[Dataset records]

------------------------------

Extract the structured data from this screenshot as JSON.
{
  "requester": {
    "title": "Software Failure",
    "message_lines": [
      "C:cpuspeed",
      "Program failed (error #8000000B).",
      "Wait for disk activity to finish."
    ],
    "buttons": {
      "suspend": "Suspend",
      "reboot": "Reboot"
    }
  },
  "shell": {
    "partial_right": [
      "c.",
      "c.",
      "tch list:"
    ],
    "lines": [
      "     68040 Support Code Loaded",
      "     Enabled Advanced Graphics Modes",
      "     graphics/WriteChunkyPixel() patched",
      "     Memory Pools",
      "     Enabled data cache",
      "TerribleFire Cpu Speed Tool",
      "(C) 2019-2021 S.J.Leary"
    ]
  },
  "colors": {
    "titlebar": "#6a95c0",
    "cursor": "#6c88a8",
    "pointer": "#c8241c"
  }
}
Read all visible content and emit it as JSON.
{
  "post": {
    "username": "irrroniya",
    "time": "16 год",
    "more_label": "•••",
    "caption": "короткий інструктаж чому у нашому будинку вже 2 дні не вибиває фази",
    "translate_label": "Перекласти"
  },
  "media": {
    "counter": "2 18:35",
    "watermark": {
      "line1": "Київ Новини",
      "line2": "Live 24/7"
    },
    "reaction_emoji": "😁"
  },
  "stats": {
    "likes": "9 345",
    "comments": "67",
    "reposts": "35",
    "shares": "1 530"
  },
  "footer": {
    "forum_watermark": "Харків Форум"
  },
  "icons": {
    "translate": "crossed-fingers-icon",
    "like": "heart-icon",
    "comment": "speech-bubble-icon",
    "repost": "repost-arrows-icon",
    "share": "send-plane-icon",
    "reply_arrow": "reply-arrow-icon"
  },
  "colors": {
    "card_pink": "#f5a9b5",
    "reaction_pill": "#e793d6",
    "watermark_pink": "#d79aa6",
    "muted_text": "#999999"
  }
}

------------------------------

Extract every line from the one containing "Read all visible content and emit it as JSON." to the end of the entries, including both of those lines, exactly as given and with nothing added.

ANSWER:
Read all visible content and emit it as JSON.
{
  "post": {
    "username": "irrroniya",
    "time": "16 год",
    "more_label": "•••",
    "caption": "короткий інструктаж чому у нашому будинку вже 2 дні не вибиває фази",
    "translate_label": "Перекласти"
  },
  "media": {
    "counter": "2 18:35",
    "watermark": {
      "line1": "Київ Новини",
      "line2": "Live 24/7"
    },
    "reaction_emoji": "😁"
  },
  "stats": {
    "likes": "9 345",
    "comments": "67",
    "reposts": "35",
    "shares": "1 530"
  },
  "footer": {
    "forum_watermark": "Харків Форум"
  },
  "icons": {
    "translate": "crossed-fingers-icon",
    "like": "heart-icon",
    "comment": "speech-bubble-icon",
    "repost": "repost-arrows-icon",
    "share": "send-plane-icon",
    "reply_arrow": "reply-arrow-icon"
  },
  "colors": {
    "card_pink": "#f5a9b5",
    "reaction_pill": "#e793d6",
    "watermark_pink": "#d79aa6",
    "muted_text": "#999999"
  }
}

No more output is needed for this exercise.